* **Brief**: Look below. Copy each line that has "programmazione" in it.

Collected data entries
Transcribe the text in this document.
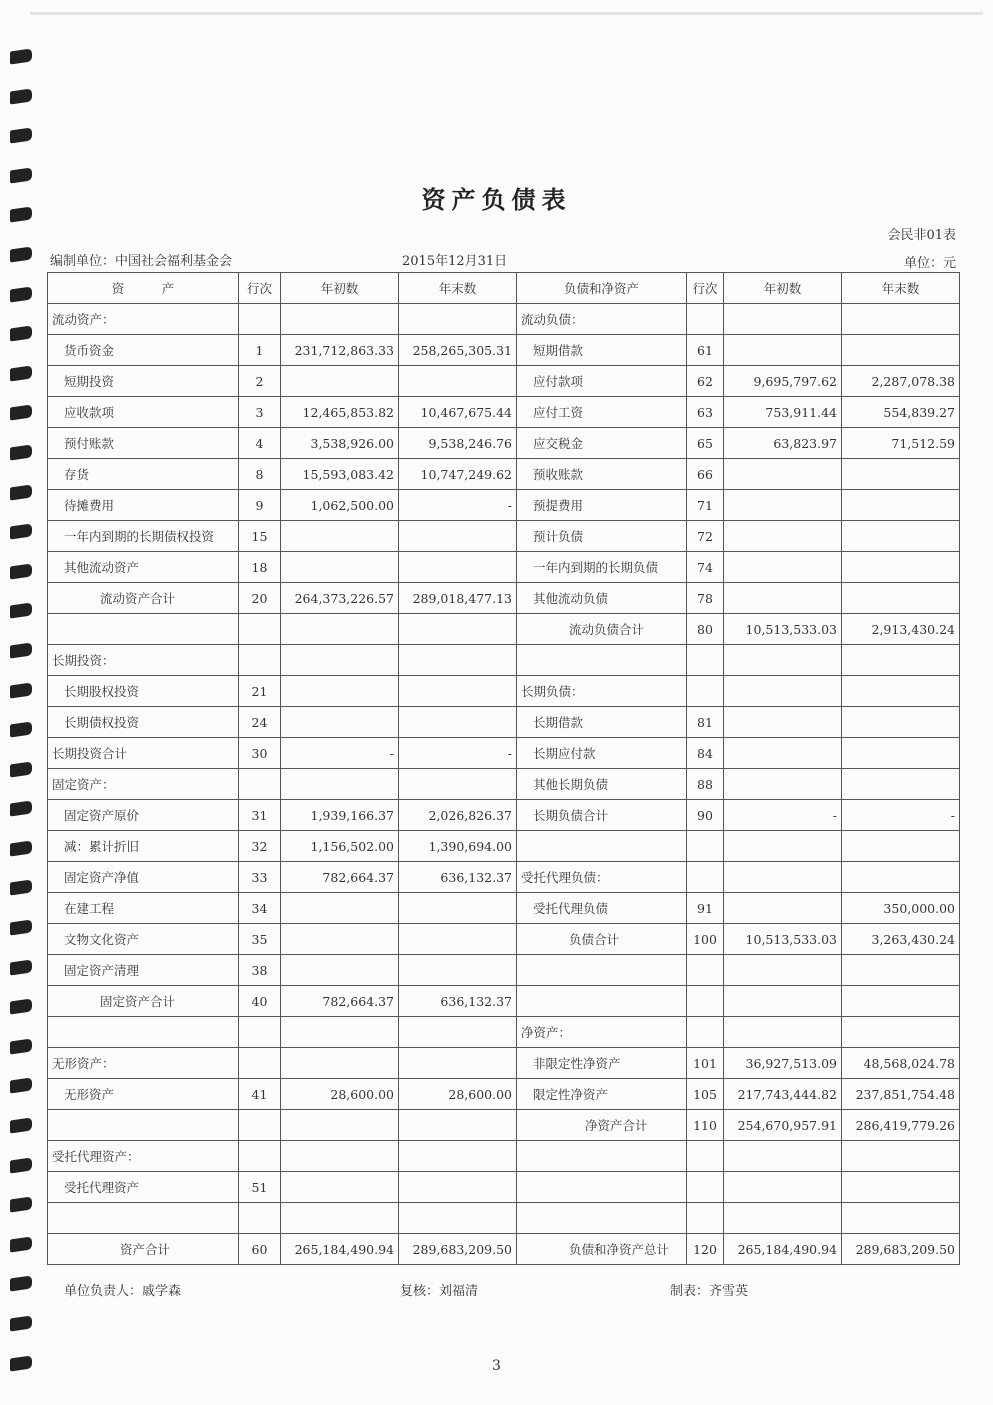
资产负债表
会民非01表
编制单位：中国社会福利基金会	2015年12月31日	单位：元
资　　　产	行次	年初数	年末数	负债和净资产	行次	年初数	年末数
流动资产：				流动负债：			
货币资金	1	231,712,863.33	258,265,305.31	短期借款	61		
短期投资	2			应付款项	62	9,695,797.62	2,287,078.38
应收款项	3	12,465,853.82	10,467,675.44	应付工资	63	753,911.44	554,839.27
预付账款	4	3,538,926.00	9,538,246.76	应交税金	65	63,823.97	71,512.59
存货	8	15,593,083.42	10,747,249.62	预收账款	66		
待摊费用	9	1,062,500.00	-	预提费用	71		
一年内到期的长期债权投资	15			预计负债	72		
其他流动资产	18			一年内到期的长期负债	74		
流动资产合计	20	264,373,226.57	289,018,477.13	其他流动负债	78		
				流动负债合计	80	10,513,533.03	2,913,430.24
长期投资：							
长期股权投资	21			长期负债：			
长期债权投资	24			长期借款	81		
长期投资合计	30	-	-	长期应付款	84		
固定资产：				其他长期负债	88		
固定资产原价	31	1,939,166.37	2,026,826.37	长期负债合计	90	-	-
减：累计折旧	32	1,156,502.00	1,390,694.00				
固定资产净值	33	782,664.37	636,132.37	受托代理负债：			
在建工程	34			受托代理负债	91		350,000.00
文物文化资产	35			负债合计	100	10,513,533.03	3,263,430.24
固定资产清理	38						
固定资产合计	40	782,664.37	636,132.37				
				净资产：			
无形资产：				非限定性净资产	101	36,927,513.09	48,568,024.78
无形资产	41	28,600.00	28,600.00	限定性净资产	105	217,743,444.82	237,851,754.48
				净资产合计	110	254,670,957.91	286,419,779.26
受托代理资产：							
受托代理资产	51						

资产合计	60	265,184,490.94	289,683,209.50	负债和净资产总计	120	265,184,490.94	289,683,209.50
单位负责人：戚学森	复核：刘福清	制表：齐雪英
3
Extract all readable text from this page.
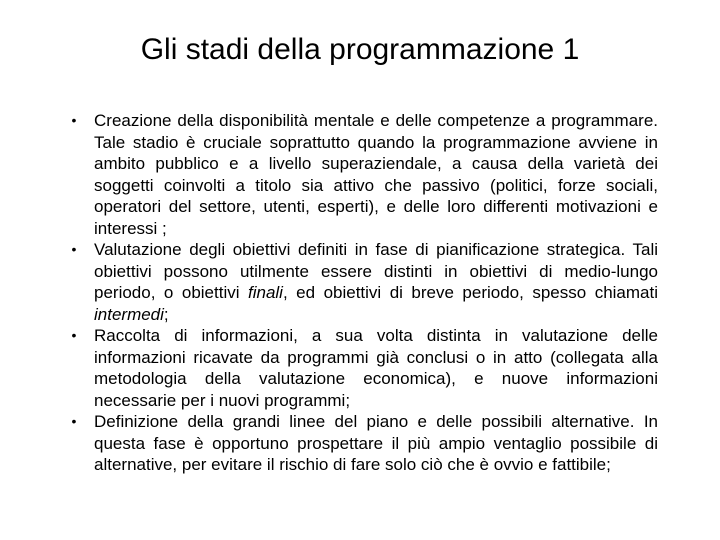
Gli stadi della programmazione 1
• Creazione della disponibilità mentale e delle competenze a programmare. Tale stadio è cruciale soprattutto quando la programmazione avviene in ambito pubblico e a livello superaziendale, a causa della varietà dei soggetti coinvolti a titolo sia attivo che passivo (politici, forze sociali, operatori del settore, utenti, esperti), e delle loro differenti motivazioni e interessi ;
• Valutazione degli obiettivi definiti in fase di pianificazione strategica. Tali obiettivi possono utilmente essere distinti in obiettivi di medio-lungo periodo, o obiettivi finali, ed obiettivi di breve periodo, spesso chiamati intermedi;
• Raccolta di informazioni, a sua volta distinta in valutazione delle informazioni ricavate da programmi già conclusi o in atto (collegata alla metodologia della valutazione economica), e nuove informazioni necessarie per i nuovi programmi;
• Definizione della grandi linee del piano e delle possibili alternative. In questa fase è opportuno prospettare il più ampio ventaglio possibile di alternative, per evitare il rischio di fare solo ciò che è ovvio e fattibile;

* **Written solution**:
Gli stadi della programmazione 1
• Creazione della disponibilità mentale e delle competenze a programmare. Tale stadio è cruciale soprattutto quando la programmazione avviene in ambito pubblico e a livello superaziendale, a causa della varietà dei soggetti coinvolti a titolo sia attivo che passivo (politici, forze sociali, operatori del settore, utenti, esperti), e delle loro differenti motivazioni e interessi ;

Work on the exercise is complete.